▶ [To do]:
Only the number is wanted: how many lines contain the word "墙壁吱吱呀呀地响"?

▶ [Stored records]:
::::
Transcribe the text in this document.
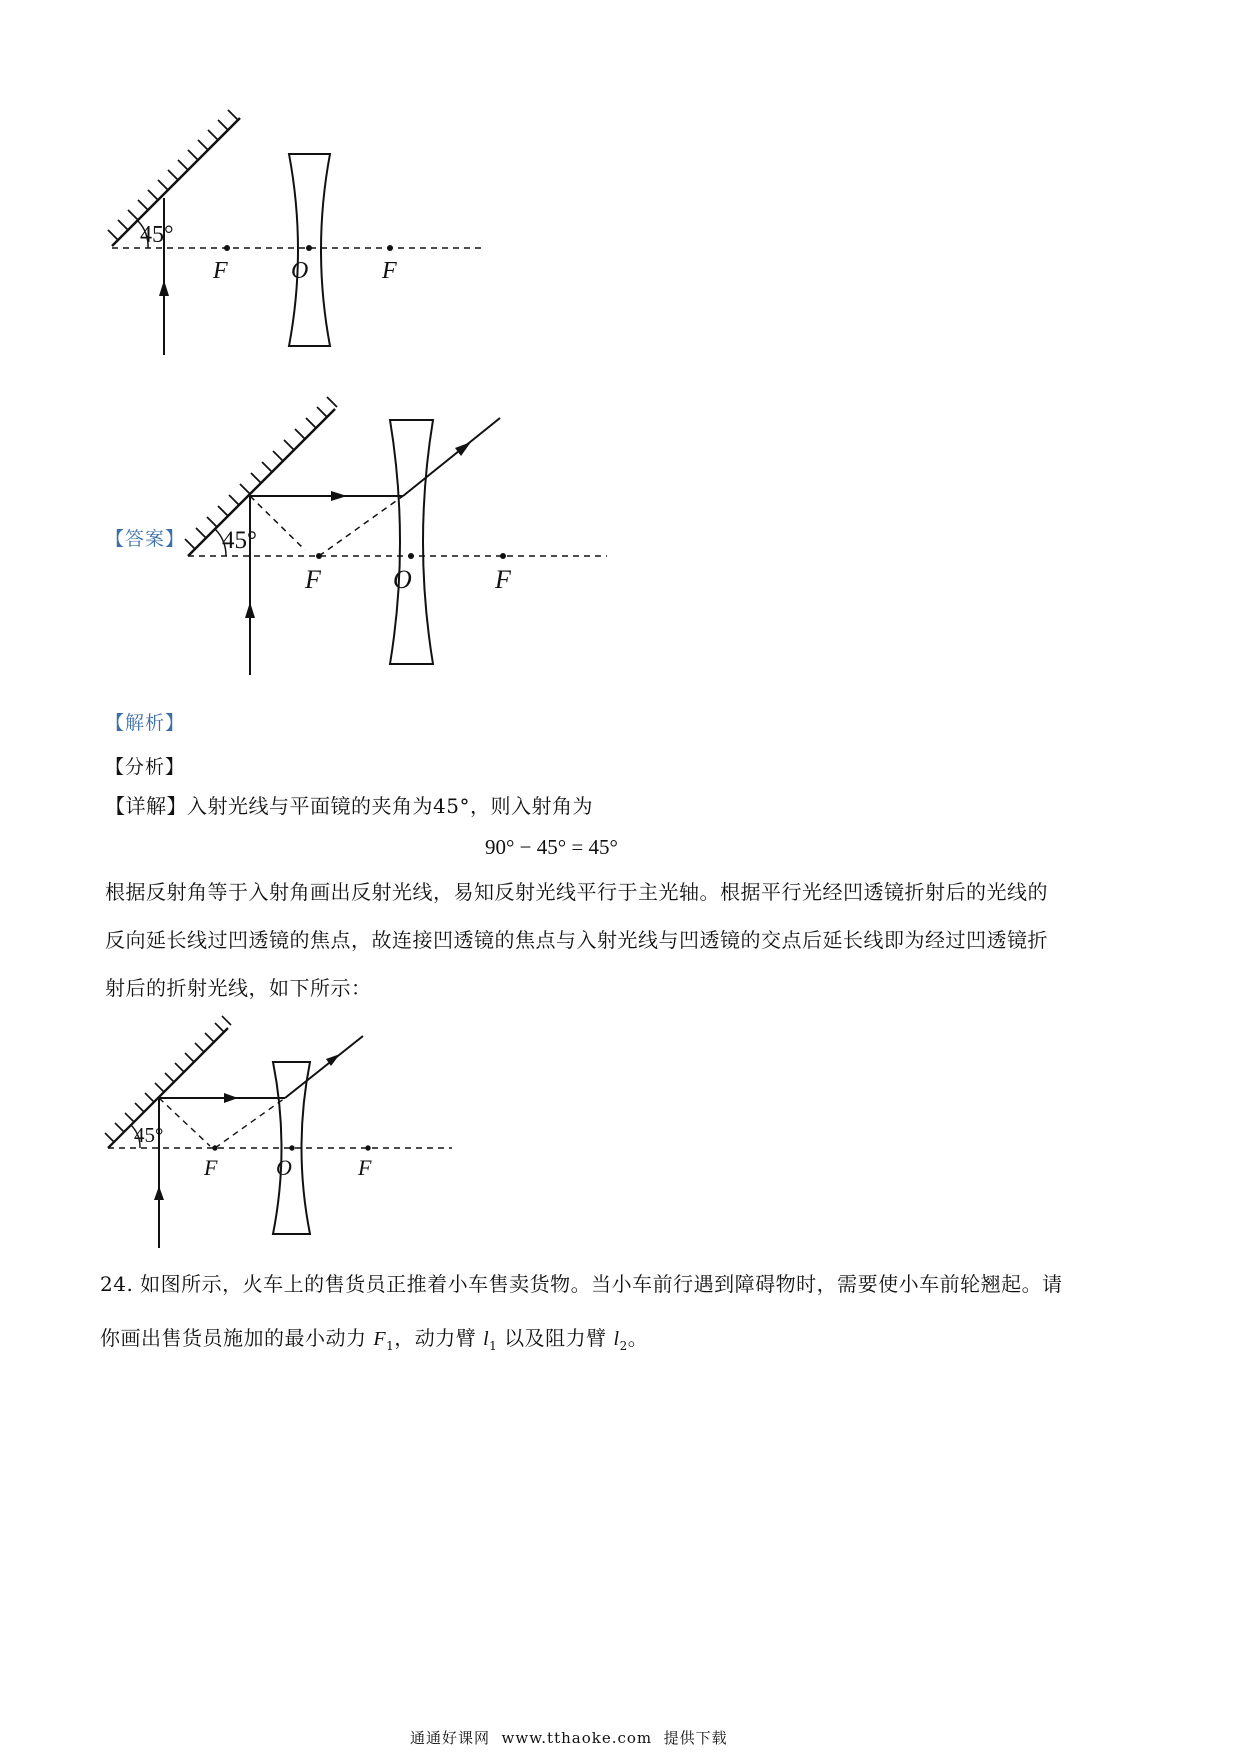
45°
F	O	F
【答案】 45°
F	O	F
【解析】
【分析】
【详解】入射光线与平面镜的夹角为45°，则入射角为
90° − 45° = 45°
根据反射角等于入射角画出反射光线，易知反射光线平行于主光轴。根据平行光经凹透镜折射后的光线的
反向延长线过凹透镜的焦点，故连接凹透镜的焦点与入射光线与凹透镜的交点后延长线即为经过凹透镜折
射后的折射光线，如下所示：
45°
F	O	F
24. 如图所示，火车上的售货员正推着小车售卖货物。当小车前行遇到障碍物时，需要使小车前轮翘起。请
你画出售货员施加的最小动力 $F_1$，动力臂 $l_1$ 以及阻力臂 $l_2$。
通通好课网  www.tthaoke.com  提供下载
::::
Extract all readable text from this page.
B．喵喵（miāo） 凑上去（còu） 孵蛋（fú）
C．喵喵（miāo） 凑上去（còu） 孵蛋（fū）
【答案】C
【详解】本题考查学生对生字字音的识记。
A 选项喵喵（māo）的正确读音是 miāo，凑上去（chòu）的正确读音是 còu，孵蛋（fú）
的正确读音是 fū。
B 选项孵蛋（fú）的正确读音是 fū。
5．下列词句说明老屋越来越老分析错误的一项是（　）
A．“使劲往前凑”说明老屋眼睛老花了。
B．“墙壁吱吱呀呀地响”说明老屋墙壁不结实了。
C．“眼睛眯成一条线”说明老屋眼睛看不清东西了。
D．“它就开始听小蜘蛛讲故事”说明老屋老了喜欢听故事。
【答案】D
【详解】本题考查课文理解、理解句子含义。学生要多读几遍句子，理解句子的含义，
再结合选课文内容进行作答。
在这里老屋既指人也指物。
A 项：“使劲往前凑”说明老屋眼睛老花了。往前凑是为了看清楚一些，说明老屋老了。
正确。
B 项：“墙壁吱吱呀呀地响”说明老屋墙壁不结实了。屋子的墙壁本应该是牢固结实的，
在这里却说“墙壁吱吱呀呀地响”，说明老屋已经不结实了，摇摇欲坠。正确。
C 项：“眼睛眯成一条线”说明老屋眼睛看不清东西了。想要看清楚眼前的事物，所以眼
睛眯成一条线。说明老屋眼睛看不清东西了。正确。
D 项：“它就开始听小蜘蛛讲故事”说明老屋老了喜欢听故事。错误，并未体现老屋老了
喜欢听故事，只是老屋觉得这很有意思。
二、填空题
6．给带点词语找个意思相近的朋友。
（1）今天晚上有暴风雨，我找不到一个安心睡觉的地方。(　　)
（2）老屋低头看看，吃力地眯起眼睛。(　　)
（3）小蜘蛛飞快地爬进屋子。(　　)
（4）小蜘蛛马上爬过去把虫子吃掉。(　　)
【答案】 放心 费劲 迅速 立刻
::::
▶ [Result below]:
3